### Exercise description
Pull out every line below containing the word "апреля".

(Dataset items)

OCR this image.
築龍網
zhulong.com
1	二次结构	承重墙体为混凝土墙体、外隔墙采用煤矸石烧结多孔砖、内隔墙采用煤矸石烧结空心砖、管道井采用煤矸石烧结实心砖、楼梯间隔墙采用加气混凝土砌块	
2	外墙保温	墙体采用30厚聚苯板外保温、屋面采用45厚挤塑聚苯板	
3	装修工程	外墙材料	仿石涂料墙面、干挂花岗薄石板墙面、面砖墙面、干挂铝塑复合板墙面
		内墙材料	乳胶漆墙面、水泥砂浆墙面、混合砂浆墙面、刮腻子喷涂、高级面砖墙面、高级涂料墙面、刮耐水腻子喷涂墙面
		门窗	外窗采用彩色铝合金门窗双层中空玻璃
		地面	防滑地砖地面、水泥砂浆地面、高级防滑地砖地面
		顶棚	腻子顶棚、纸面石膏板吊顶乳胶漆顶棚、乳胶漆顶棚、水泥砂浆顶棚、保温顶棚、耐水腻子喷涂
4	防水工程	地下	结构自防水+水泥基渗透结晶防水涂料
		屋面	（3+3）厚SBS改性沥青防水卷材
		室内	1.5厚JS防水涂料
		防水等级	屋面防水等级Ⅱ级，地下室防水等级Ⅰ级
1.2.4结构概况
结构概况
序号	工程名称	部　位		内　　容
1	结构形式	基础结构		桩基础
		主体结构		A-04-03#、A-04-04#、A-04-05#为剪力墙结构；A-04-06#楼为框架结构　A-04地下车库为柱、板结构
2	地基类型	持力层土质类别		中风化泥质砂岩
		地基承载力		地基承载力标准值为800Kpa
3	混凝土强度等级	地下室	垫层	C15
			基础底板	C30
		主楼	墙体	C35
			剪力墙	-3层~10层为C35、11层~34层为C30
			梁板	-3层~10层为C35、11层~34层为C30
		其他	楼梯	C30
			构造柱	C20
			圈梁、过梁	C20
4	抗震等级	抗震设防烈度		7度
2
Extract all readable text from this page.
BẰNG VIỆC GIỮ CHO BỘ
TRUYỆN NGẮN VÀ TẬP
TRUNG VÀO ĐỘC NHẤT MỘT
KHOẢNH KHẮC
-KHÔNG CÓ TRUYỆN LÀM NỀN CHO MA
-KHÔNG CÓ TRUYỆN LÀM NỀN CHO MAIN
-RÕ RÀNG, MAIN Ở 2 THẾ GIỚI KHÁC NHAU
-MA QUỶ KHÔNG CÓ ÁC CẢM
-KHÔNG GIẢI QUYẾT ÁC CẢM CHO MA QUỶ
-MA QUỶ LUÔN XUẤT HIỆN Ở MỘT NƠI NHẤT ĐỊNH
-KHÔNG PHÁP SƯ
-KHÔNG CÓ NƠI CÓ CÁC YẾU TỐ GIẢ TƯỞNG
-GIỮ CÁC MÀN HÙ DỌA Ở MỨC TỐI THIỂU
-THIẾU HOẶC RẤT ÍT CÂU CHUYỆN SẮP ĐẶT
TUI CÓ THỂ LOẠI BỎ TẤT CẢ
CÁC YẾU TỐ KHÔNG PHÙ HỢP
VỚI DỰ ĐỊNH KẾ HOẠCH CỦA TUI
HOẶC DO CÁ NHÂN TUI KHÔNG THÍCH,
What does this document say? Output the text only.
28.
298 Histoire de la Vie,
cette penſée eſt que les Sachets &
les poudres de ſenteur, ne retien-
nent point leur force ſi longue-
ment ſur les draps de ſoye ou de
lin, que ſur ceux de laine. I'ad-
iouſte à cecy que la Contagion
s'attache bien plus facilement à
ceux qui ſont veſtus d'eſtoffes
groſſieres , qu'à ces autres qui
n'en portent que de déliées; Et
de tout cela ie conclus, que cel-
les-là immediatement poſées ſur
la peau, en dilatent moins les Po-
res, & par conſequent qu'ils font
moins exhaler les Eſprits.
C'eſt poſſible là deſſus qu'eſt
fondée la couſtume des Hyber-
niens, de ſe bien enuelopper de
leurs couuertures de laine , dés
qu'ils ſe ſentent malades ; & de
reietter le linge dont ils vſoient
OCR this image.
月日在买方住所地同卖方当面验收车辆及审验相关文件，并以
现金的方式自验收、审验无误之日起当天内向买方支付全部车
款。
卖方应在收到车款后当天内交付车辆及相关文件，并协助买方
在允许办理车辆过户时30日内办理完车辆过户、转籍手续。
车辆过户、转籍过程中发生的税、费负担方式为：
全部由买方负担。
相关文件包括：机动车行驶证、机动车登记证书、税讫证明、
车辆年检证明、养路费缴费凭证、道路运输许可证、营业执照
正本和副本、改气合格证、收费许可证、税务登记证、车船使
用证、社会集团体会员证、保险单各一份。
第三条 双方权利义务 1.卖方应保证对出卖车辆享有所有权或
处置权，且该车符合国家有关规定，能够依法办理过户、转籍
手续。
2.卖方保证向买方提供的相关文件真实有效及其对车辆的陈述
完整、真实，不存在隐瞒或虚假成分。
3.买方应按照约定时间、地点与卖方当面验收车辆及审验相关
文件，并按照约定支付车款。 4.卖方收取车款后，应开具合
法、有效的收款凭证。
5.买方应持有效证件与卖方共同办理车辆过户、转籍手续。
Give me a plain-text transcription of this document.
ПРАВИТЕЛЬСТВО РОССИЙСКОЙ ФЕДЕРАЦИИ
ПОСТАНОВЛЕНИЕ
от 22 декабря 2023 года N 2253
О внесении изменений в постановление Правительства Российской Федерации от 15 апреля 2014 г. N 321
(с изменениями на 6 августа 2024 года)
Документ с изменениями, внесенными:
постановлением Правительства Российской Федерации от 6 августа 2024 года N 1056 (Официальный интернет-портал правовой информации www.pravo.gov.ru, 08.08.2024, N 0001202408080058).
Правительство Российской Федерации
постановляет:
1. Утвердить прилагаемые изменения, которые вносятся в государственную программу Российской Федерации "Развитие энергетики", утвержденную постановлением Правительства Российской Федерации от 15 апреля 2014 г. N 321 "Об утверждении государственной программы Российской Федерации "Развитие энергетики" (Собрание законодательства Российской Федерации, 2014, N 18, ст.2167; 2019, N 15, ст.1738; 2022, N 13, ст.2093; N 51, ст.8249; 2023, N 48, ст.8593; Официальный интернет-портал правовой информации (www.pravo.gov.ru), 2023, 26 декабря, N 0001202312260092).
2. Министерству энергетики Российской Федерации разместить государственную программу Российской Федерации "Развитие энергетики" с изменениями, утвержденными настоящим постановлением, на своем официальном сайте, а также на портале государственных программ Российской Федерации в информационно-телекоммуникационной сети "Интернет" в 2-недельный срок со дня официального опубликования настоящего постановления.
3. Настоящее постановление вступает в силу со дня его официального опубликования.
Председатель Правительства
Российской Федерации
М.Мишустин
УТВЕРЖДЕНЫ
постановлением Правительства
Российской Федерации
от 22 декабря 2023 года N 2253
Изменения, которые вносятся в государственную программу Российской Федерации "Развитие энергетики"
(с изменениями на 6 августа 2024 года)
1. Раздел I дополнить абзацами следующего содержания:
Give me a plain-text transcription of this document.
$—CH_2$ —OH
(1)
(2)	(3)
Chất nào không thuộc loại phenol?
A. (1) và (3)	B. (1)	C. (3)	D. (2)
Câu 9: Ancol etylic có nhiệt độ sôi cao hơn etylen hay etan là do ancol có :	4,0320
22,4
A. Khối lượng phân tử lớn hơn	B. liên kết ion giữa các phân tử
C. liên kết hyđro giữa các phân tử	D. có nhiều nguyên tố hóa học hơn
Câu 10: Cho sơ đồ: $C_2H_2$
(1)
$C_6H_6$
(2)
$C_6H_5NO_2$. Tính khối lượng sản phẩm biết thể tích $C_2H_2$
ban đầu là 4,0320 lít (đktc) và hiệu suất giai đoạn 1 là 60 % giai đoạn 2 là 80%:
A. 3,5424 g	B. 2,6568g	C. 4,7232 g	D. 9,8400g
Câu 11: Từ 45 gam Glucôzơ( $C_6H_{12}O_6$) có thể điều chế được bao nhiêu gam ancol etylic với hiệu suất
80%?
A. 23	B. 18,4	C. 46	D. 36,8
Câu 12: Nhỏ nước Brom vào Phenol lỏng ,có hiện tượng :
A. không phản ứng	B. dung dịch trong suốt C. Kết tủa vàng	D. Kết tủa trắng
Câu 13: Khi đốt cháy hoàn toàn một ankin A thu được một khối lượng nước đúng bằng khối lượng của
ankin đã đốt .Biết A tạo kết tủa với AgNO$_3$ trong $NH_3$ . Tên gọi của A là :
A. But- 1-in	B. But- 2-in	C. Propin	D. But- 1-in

### Solution below
О внесении изменений в постановление Правительства Российской Федерации от 15 апреля 2014 г. N 321
1. Утвердить прилагаемые изменения, которые вносятся в государственную программу Российской Федерации "Развитие энергетики", утвержденную постановлением Правительства Российской Федерации от 15 апреля 2014 г. N 321 "Об утверждении государственной программы Российской Федерации "Развитие энергетики" (Собрание законодательства Российской Федерации, 2014, N 18, ст.2167; 2019, N 15, ст.1738; 2022, N 13, ст.2093; N 51, ст.8249; 2023, N 48, ст.8593; Официальный интернет-портал правовой информации (www.pravo.gov.ru), 2023, 26 декабря, N 0001202312260092).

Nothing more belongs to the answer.